Source data:
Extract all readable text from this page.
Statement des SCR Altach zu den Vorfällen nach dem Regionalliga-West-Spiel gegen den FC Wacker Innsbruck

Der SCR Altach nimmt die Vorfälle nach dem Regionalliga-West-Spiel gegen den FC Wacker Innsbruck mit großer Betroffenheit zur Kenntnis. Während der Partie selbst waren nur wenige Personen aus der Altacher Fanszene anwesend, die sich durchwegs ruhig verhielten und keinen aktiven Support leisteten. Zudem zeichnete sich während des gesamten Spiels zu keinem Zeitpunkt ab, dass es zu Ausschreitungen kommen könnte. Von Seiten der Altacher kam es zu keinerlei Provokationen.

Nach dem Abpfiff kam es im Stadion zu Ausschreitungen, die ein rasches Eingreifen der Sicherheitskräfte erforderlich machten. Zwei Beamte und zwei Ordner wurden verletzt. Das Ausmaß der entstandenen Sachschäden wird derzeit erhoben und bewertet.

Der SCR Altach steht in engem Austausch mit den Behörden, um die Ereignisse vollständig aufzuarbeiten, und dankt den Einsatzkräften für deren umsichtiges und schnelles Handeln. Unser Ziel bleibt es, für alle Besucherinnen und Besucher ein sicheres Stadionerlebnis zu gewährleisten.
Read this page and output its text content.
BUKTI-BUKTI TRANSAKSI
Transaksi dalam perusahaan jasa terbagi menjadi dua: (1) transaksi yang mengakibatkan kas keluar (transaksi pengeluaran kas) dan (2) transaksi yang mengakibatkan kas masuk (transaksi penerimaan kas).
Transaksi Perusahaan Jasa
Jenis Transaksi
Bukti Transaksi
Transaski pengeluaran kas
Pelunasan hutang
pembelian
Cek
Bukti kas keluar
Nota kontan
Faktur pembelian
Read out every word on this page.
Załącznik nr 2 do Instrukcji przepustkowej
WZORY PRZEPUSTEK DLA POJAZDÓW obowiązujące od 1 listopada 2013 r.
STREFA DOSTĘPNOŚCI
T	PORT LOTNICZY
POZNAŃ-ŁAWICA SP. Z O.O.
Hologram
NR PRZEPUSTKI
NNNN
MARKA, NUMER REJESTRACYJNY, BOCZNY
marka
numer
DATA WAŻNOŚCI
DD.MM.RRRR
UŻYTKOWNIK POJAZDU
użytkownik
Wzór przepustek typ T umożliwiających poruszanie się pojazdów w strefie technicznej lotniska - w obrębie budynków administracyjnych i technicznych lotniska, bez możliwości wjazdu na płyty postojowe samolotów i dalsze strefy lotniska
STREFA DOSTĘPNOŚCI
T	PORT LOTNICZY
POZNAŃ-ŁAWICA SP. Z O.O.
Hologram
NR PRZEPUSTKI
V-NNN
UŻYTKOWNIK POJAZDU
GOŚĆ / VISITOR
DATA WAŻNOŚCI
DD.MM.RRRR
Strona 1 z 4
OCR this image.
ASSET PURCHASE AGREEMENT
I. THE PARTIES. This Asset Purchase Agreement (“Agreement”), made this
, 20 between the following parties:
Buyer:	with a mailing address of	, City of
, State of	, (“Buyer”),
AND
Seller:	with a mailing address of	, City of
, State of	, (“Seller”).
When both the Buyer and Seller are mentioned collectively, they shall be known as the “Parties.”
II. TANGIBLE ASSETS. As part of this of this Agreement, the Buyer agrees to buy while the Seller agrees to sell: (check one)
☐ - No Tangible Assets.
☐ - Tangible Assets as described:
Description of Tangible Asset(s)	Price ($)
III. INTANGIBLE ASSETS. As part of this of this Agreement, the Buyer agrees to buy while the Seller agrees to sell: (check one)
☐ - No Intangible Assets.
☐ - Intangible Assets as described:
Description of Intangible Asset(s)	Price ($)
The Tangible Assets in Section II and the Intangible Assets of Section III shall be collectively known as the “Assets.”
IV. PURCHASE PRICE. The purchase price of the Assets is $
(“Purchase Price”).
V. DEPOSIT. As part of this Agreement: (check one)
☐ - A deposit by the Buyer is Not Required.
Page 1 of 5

Objective:
Word for word, restate all of the data shown above.

Written response:
Extract all readable text from this page.
Statement des SCR Altach zu den Vorfällen nach dem Regionalliga-West-Spiel gegen den FC Wacker Innsbruck

Der SCR Altach nimmt die Vorfälle nach dem Regionalliga-West-Spiel gegen den FC Wacker Innsbruck mit großer Betroffenheit zur Kenntnis. Während der Partie selbst waren nur wenige Personen aus der Altacher Fanszene anwesend, die sich durchwegs ruhig verhielten und keinen aktiven Support leisteten. Zudem zeichnete sich während des gesamten Spiels zu keinem Zeitpunkt ab, dass es zu Ausschreitungen kommen könnte. Von Seiten der Altacher kam es zu keinerlei Provokationen.

Nach dem Abpfiff kam es im Stadion zu Ausschreitungen, die ein rasches Eingreifen der Sicherheitskräfte erforderlich machten. Zwei Beamte und zwei Ordner wurden verletzt. Das Ausmaß der entstandenen Sachschäden wird derzeit erhoben und bewertet.

Der SCR Altach steht in engem Austausch mit den Behörden, um die Ereignisse vollständig aufzuarbeiten, und dankt den Einsatzkräften für deren umsichtiges und schnelles Handeln. Unser Ziel bleibt es, für alle Besucherinnen und Besucher ein sicheres Stadionerlebnis zu gewährleisten.
Read this page and output its text content.
BUKTI-BUKTI TRANSAKSI
Transaksi dalam perusahaan jasa terbagi menjadi dua: (1) transaksi yang mengakibatkan kas keluar (transaksi pengeluaran kas) dan (2) transaksi yang mengakibatkan kas masuk (transaksi penerimaan kas).
Transaksi Perusahaan Jasa
Jenis Transaksi
Bukti Transaksi
Transaski pengeluaran kas
Pelunasan hutang
pembelian
Cek
Bukti kas keluar
Nota kontan
Faktur pembelian
Read out every word on this page.
Załącznik nr 2 do Instrukcji przepustkowej
WZORY PRZEPUSTEK DLA POJAZDÓW obowiązujące od 1 listopada 2013 r.
STREFA DOSTĘPNOŚCI
T	PORT LOTNICZY
POZNAŃ-ŁAWICA SP. Z O.O.
Hologram
NR PRZEPUSTKI
NNNN
MARKA, NUMER REJESTRACYJNY, BOCZNY
marka
numer
DATA WAŻNOŚCI
DD.MM.RRRR
UŻYTKOWNIK POJAZDU
użytkownik
Wzór przepustek typ T umożliwiających poruszanie się pojazdów w strefie technicznej lotniska - w obrębie budynków administracyjnych i technicznych lotniska, bez możliwości wjazdu na płyty postojowe samolotów i dalsze strefy lotniska
STREFA DOSTĘPNOŚCI
T	PORT LOTNICZY
POZNAŃ-ŁAWICA SP. Z O.O.
Hologram
NR PRZEPUSTKI
V-NNN
UŻYTKOWNIK POJAZDU
GOŚĆ / VISITOR
DATA WAŻNOŚCI
DD.MM.RRRR
Strona 1 z 4
OCR this image.
ASSET PURCHASE AGREEMENT
I. THE PARTIES. This Asset Purchase Agreement (“Agreement”), made this
, 20 between the following parties:
Buyer:	with a mailing address of	, City of
, State of	, (“Buyer”),
AND
Seller:	with a mailing address of	, City of
, State of	, (“Seller”).
When both the Buyer and Seller are mentioned collectively, they shall be known as the “Parties.”
II. TANGIBLE ASSETS. As part of this of this Agreement, the Buyer agrees to buy while the Seller agrees to sell: (check one)
☐ - No Tangible Assets.
☐ - Tangible Assets as described:
Description of Tangible Asset(s)	Price ($)
III. INTANGIBLE ASSETS. As part of this of this Agreement, the Buyer agrees to buy while the Seller agrees to sell: (check one)
☐ - No Intangible Assets.
☐ - Intangible Assets as described:
Description of Intangible Asset(s)	Price ($)
The Tangible Assets in Section II and the Intangible Assets of Section III shall be collectively known as the “Assets.”
IV. PURCHASE PRICE. The purchase price of the Assets is $
(“Purchase Price”).
V. DEPOSIT. As part of this Agreement: (check one)
☐ - A deposit by the Buyer is Not Required.
Page 1 of 5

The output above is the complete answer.